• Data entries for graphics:
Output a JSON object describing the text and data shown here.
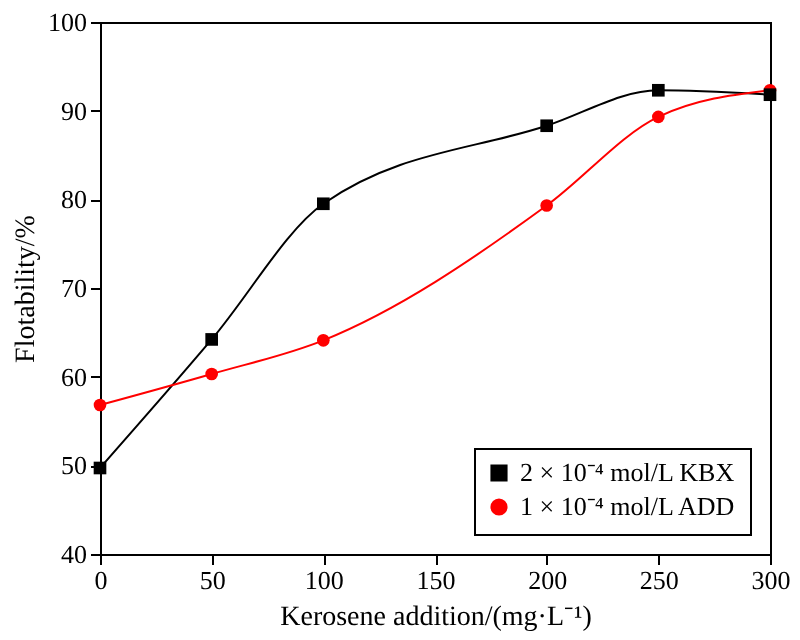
{
  "chart_data": {
    "type": "line",
    "xlabel": "Kerosene addition/(mg·L⁻¹)",
    "ylabel": "Flotability/%",
    "x": [
      0,
      50,
      100,
      200,
      250,
      300
    ],
    "series": [
      {
        "name": "2 × 10⁻⁴ mol/L KBX",
        "color": "#000000",
        "marker": "square",
        "values": [
          49.7,
          64.2,
          79.5,
          88.3,
          92.3,
          91.8
        ]
      },
      {
        "name": "1 × 10⁻⁴ mol/L ADD",
        "color": "#ff0000",
        "marker": "circle",
        "values": [
          56.8,
          60.3,
          64.1,
          79.3,
          89.3,
          92.3
        ]
      }
    ],
    "xlim": [
      0,
      300
    ],
    "xticks": [
      0,
      50,
      100,
      150,
      200,
      250,
      300
    ],
    "ylim": [
      40,
      100
    ],
    "yticks": [
      40,
      50,
      60,
      70,
      80,
      90,
      100
    ],
    "grid": false,
    "legend": "bottom right",
    "line_style": "solid"
  }
}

• Goal of the exercise: In the entries above, find each line with the word "name" and show it.

• Result of this task:
        "name": "2 × 10⁻⁴ mol/L KBX",
        "name": "1 × 10⁻⁴ mol/L ADD",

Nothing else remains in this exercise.